┌────────
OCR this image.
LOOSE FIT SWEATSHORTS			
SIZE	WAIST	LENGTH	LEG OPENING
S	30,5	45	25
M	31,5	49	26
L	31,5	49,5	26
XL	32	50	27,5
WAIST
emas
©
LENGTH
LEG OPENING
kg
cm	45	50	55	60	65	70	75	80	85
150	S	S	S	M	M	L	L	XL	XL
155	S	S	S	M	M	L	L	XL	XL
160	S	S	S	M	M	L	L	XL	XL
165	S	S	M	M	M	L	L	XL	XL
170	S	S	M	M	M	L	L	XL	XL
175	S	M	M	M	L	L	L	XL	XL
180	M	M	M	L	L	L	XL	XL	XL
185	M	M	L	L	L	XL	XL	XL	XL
└────────
[WHAT IS ASKED] Every record above should be copied exactly.

[RESPONSE BELOW]
OCR this image.
LOOSE FIT SWEATSHORTS			
SIZE	WAIST	LENGTH	LEG OPENING
S	30,5	45	25
M	31,5	49	26
L	31,5	49,5	26
XL	32	50	27,5
WAIST
emas
©
LENGTH
LEG OPENING
kg
cm	45	50	55	60	65	70	75	80	85
150	S	S	S	M	M	L	L	XL	XL
155	S	S	S	M	M	L	L	XL	XL
160	S	S	S	M	M	L	L	XL	XL
165	S	S	M	M	M	L	L	XL	XL
170	S	S	M	M	M	L	L	XL	XL
175	S	M	M	M	L	L	L	XL	XL
180	M	M	M	L	L	L	XL	XL	XL
185	M	M	L	L	L	XL	XL	XL	XL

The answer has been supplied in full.